For the data below, report only the number of lines containing the string "Республиканская".

>> start MATERIAL TO PROCESS

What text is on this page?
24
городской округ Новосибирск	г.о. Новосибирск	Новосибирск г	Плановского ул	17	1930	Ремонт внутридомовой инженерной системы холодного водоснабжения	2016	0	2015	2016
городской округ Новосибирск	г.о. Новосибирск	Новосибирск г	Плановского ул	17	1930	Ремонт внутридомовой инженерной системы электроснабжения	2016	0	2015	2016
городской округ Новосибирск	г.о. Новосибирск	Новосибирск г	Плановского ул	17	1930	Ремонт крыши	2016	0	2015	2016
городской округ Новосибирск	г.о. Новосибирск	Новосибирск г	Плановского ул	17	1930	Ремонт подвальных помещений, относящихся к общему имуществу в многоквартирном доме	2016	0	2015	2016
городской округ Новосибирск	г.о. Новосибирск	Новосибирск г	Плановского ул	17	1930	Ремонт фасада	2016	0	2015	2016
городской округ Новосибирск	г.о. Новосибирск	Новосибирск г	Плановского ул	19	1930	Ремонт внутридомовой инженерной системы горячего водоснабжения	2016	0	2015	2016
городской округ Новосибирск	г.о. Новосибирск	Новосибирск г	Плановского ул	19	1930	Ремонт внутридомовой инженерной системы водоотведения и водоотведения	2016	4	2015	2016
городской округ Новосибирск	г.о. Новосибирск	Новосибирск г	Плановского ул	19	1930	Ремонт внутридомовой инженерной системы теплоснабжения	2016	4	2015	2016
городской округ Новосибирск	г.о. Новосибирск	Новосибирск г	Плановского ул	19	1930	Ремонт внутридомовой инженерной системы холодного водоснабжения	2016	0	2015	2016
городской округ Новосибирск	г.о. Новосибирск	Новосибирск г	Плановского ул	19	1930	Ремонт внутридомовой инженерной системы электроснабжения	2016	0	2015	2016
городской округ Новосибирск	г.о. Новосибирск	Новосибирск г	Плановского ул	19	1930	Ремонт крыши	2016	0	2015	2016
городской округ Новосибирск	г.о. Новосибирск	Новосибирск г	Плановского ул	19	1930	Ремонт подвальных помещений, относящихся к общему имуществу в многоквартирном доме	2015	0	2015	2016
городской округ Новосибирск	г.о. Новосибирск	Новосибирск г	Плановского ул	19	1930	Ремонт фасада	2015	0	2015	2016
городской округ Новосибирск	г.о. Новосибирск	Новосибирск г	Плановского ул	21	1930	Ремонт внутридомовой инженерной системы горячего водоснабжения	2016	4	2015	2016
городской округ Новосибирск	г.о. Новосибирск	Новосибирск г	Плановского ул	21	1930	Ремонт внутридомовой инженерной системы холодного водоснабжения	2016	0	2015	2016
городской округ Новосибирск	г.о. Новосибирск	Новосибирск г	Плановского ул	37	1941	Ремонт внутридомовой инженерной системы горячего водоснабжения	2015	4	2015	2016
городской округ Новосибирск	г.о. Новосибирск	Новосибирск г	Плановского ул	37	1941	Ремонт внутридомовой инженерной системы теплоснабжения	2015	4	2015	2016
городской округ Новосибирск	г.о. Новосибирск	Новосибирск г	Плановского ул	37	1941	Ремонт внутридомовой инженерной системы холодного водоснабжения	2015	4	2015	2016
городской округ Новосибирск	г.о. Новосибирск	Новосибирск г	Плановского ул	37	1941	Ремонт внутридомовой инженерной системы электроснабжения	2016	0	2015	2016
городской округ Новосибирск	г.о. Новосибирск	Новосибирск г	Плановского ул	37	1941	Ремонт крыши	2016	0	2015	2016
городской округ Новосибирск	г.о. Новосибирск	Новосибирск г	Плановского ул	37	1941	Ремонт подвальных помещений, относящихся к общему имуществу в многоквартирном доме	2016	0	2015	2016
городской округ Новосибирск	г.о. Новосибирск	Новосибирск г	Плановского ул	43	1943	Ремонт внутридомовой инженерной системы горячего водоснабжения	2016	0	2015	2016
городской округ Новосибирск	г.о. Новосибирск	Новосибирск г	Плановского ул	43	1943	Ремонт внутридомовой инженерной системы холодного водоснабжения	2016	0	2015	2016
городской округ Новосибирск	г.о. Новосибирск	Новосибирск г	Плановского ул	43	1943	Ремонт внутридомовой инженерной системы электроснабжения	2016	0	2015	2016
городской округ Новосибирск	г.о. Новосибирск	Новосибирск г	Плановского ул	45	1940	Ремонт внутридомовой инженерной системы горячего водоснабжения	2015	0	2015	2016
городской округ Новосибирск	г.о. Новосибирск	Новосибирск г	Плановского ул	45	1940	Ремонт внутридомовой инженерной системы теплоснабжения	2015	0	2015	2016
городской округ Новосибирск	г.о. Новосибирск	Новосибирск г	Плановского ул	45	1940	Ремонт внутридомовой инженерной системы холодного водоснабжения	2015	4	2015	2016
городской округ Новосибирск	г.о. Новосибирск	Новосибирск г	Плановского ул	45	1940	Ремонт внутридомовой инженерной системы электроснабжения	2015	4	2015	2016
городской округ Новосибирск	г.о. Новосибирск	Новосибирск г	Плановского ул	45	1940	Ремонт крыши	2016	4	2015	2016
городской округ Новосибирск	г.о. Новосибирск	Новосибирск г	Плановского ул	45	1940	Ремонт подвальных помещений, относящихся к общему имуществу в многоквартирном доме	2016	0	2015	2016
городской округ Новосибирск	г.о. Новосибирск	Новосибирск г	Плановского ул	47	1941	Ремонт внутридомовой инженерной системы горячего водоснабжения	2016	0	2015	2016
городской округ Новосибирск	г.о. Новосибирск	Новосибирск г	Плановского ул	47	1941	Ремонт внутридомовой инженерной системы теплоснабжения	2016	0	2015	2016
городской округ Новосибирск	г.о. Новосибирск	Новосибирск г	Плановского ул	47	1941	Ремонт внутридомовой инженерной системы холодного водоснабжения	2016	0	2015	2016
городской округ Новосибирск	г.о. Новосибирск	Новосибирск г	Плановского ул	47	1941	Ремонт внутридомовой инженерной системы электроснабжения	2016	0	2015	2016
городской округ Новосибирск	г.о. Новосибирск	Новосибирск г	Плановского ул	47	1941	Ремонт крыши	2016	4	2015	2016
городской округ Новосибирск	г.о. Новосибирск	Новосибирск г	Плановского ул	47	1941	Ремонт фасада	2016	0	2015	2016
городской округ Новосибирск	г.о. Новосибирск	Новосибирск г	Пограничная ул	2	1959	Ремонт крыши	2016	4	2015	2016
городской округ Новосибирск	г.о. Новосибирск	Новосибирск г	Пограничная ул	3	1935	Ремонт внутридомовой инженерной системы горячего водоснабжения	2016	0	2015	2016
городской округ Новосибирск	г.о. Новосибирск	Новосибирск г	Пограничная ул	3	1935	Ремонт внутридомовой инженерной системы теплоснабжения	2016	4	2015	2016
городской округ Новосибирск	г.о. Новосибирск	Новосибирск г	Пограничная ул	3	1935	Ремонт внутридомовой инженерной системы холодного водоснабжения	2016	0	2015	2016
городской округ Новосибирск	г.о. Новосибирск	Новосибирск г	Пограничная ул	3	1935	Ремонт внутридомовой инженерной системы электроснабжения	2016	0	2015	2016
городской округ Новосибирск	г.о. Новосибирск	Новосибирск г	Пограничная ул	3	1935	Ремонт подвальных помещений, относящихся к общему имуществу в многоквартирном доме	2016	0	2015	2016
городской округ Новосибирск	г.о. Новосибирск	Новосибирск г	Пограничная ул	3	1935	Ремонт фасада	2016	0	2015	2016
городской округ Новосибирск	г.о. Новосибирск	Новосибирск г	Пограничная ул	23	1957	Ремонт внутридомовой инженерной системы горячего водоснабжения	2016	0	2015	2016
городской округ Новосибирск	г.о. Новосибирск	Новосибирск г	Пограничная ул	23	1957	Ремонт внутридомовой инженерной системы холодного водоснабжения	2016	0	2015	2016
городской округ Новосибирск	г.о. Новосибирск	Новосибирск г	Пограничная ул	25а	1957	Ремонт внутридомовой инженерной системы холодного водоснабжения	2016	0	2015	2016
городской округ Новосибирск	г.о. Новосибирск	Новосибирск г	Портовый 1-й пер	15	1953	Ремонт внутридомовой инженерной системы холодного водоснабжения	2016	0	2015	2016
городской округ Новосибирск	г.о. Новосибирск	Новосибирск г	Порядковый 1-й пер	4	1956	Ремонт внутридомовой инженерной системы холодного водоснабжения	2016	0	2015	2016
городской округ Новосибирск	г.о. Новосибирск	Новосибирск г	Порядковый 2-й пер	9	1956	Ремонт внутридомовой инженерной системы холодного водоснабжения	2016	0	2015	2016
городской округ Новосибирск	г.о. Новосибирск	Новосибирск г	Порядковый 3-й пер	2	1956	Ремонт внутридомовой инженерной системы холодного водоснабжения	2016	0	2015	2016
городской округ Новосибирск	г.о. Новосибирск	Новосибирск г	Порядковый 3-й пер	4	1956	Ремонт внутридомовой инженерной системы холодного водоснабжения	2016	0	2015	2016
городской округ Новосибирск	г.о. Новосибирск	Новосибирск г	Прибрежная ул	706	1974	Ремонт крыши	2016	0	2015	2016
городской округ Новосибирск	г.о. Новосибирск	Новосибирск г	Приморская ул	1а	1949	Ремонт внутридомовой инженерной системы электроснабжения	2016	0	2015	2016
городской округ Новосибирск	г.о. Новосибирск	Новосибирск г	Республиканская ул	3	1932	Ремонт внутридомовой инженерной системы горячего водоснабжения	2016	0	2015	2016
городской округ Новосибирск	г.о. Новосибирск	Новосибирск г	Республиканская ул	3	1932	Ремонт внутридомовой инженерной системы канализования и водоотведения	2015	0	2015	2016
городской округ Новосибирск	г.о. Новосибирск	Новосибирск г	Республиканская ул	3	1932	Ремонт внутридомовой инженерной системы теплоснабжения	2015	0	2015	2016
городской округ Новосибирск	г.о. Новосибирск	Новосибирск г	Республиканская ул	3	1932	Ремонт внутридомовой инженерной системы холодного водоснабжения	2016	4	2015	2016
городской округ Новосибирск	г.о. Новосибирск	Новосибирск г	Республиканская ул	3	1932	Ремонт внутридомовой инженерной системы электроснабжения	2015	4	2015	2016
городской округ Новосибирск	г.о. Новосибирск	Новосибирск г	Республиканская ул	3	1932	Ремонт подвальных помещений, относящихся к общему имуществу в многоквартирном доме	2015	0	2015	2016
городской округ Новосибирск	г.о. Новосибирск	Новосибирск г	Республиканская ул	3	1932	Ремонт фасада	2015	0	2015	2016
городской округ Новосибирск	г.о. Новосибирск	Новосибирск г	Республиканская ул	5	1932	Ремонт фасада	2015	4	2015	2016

>> end MATERIAL TO PROCESS

• _SOLUTION FOR THIS TASK_: 8